## [Tasks and exercises]
• A. In the article on Peru's presidential election, which two polling firms reported Keiko Fujimori's exit-poll share?
• B. From the article on Peru's presidential election, copy the passage from "Eight presidents in ten" up to and including "and transport contractors.".
• C. Write what comes next in the article on Peru's presidential election, picking up after its final sentence.

Eight presidents in ten years—a churn that reflects deeper institutional fragility
Fujimori commands 16.5-16.6% in exit polls, significantly ahead of nearest rivals López Aliaga and Nieto, guaranteeing her runoff spot. Electoral logistics failures in Lima prevented 63,300 citizens from voting, triggering investigations into ONPE leadership and transport contractors.
- Keiko Fujimori polled at 16.5-16.6% in exit polls, securing runoff spot
- 63,300 Peruvians in Lima unable to vote due to material distribution failures
- Runoff scheduled for June 7, 2026; eight presidents in past ten years
- 27.3 million Peruvians eligible to vote; no candidate achieved majority in first round
Keiko Fujimori leads exit polls in Peru's presidential election with 16.5-16.6%, securing a spot in the June 7 runoff amid logistical voting problems that disenfranchised thousands.
Keiko Fujimori emerged from Peru's first-round presidential voting on Sunday with a commanding lead in exit polls, positioning herself as the clear frontrunner for a June 7 runoff. The right-wing candidate, who carries the political legacy of her father Alberto Fujimori's 1990-2000 presidency, captured between 16.5 and 16.6 percent of the vote according to two major polling firms—Datum and Ipsos—giving her a decisive edge over a fragmented field of rivals. Her nearest competitors trailed significantly: ultraconservative Rafael López Aliaga polled between 11 and 12.8 percent, centrist Jorge Nieto between 10.7 and 11.6 percent, and rightist Ricardo Belmont between 10.5 and 11.8 percent. With no candidate able to secure an outright majority in the first round, Fujimori's lead all but guarantees her spot in the two-person runoff that will determine Peru's next president for the 2026-2031 term.

## [Data for review]
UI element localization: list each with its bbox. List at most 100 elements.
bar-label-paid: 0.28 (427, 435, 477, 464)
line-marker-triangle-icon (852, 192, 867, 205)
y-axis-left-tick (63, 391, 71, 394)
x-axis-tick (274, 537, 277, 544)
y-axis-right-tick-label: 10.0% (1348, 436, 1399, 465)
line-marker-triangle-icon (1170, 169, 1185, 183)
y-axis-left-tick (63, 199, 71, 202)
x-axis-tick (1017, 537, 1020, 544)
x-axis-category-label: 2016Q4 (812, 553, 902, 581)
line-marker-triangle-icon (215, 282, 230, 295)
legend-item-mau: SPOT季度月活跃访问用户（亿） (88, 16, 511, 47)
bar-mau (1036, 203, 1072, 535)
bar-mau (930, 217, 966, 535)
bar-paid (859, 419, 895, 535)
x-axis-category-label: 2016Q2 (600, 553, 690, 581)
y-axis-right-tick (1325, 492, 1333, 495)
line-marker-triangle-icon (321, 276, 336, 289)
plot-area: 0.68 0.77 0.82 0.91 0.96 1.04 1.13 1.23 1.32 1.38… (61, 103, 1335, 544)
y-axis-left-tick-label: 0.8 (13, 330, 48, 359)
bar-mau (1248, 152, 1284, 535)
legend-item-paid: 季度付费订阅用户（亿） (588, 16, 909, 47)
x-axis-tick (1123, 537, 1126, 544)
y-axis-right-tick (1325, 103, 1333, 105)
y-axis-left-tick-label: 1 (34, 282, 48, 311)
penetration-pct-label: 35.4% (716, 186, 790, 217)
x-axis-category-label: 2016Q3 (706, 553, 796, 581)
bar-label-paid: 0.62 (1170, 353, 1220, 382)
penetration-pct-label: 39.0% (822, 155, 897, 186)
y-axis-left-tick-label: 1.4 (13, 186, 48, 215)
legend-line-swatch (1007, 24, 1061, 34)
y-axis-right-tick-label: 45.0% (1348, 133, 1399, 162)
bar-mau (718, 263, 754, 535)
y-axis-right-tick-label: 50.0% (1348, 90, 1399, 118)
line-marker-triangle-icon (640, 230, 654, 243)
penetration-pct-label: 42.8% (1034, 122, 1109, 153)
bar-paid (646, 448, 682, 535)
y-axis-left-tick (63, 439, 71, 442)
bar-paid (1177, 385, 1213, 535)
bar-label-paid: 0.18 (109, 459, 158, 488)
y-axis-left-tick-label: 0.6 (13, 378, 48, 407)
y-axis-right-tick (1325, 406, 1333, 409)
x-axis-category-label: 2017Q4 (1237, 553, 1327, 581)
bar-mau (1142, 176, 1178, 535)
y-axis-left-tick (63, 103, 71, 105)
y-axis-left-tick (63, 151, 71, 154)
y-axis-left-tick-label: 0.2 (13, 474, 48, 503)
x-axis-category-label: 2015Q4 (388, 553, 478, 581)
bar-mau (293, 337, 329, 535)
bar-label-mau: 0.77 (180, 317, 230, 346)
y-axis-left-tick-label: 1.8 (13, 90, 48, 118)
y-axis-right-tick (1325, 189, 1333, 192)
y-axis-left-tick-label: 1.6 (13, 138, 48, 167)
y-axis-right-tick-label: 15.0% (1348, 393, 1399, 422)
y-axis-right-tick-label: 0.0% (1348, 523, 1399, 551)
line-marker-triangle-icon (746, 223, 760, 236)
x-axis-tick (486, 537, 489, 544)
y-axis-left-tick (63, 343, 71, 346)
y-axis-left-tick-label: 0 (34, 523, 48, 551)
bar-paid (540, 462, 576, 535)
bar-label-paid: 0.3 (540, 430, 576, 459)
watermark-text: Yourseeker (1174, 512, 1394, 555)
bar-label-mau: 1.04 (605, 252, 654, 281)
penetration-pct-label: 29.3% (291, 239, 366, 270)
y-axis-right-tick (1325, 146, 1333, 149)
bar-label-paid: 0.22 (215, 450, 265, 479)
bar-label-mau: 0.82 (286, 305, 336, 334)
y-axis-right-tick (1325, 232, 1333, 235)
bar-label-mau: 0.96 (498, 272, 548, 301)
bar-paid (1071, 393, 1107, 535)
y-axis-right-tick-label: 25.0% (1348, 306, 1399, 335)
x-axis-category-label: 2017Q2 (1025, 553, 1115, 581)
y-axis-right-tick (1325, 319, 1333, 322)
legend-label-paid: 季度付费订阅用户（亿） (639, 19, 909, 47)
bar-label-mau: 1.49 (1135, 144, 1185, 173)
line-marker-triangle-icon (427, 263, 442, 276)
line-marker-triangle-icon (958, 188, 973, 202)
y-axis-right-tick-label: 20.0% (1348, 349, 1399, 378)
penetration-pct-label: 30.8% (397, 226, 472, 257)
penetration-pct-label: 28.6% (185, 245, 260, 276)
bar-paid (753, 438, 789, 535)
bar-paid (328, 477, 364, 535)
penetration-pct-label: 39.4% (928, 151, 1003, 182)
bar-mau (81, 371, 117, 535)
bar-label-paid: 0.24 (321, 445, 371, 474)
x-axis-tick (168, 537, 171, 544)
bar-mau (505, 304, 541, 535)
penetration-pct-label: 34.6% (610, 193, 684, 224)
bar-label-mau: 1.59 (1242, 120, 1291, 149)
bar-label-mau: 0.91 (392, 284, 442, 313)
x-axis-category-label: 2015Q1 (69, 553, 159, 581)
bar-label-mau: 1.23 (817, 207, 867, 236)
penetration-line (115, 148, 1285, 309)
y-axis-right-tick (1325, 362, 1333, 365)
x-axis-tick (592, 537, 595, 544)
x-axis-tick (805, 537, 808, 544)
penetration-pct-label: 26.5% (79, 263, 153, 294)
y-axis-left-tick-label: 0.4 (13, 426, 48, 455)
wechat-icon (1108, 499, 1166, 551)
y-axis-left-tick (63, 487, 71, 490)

## [Task responses]
• A. Datum and Ipsos.

• B.
Eight presidents in ten years—a churn that reflects deeper institutional fragility
Fujimori commands 16.5-16.6% in exit polls, significantly ahead of nearest rivals López Aliaga and Nieto, guaranteeing her runoff spot. Electoral logistics failures in Lima prevented 63,300 citizens from voting, triggering investigations into ONPE leadership and transport contractors.

• C.
The election unfolded against a backdrop of significant logistical failure. Electoral authorities struggled to distribute voting materials across Lima, the capital, causing delays at polling stations and preventing voting entirely at 211 locations. The consequence was stark: approximately 63,300 Peruvians in the capital were unable to cast ballots. The disruption triggered formal investigations by Peru's Prosecutor's Office, the National Judicial Council, and the National Electoral Jury into Piero Corvetto, the head of the National Electoral Processes Office (ONPE), as well as the private transport company contracted to handle material distribution in Lima and the neighboring Callao province.
The scale of the election was substantial. More than 27.3 million Peruvians were eligible to vote on Sunday, selecting not only a new president but the full slate of national authorities for the coming five years. The voting took place within a country marked by profound political turbulence—eight presidents have held office in the past decade, a churn that reflects deeper institutional fragility and recurring crises of governance.
Alfredo Torres, the head of Ipsos Peru, cautioned that the exit polls themselves might carry a subtle distortion. The unusually high number of Lima voters who were unable to participate could skew the results in favor of candidates who polled less strongly in the capital, he suggested to the Latina television channel. This caveat underscores how the logistical breakdown did not merely prevent voting—it potentially altered the statistical picture of voter preference itself.
Fujimori's path to the runoff appears secure. As the only candidate with a clear plurality in both major exit polls, she will face whichever of her rivals emerges as the second-place finisher once official tallies are completed. The National Electoral Jury will release those preliminary official results in the coming hours, determining whether López Aliaga, Nieto, Belmont, or another candidate will meet Fujimori in June. What remains uncertain is not whether she will compete in the runoff, but against whom—and whether the logistical failures that marred Sunday's voting will shape the narrative and legitimacy of the contest to come.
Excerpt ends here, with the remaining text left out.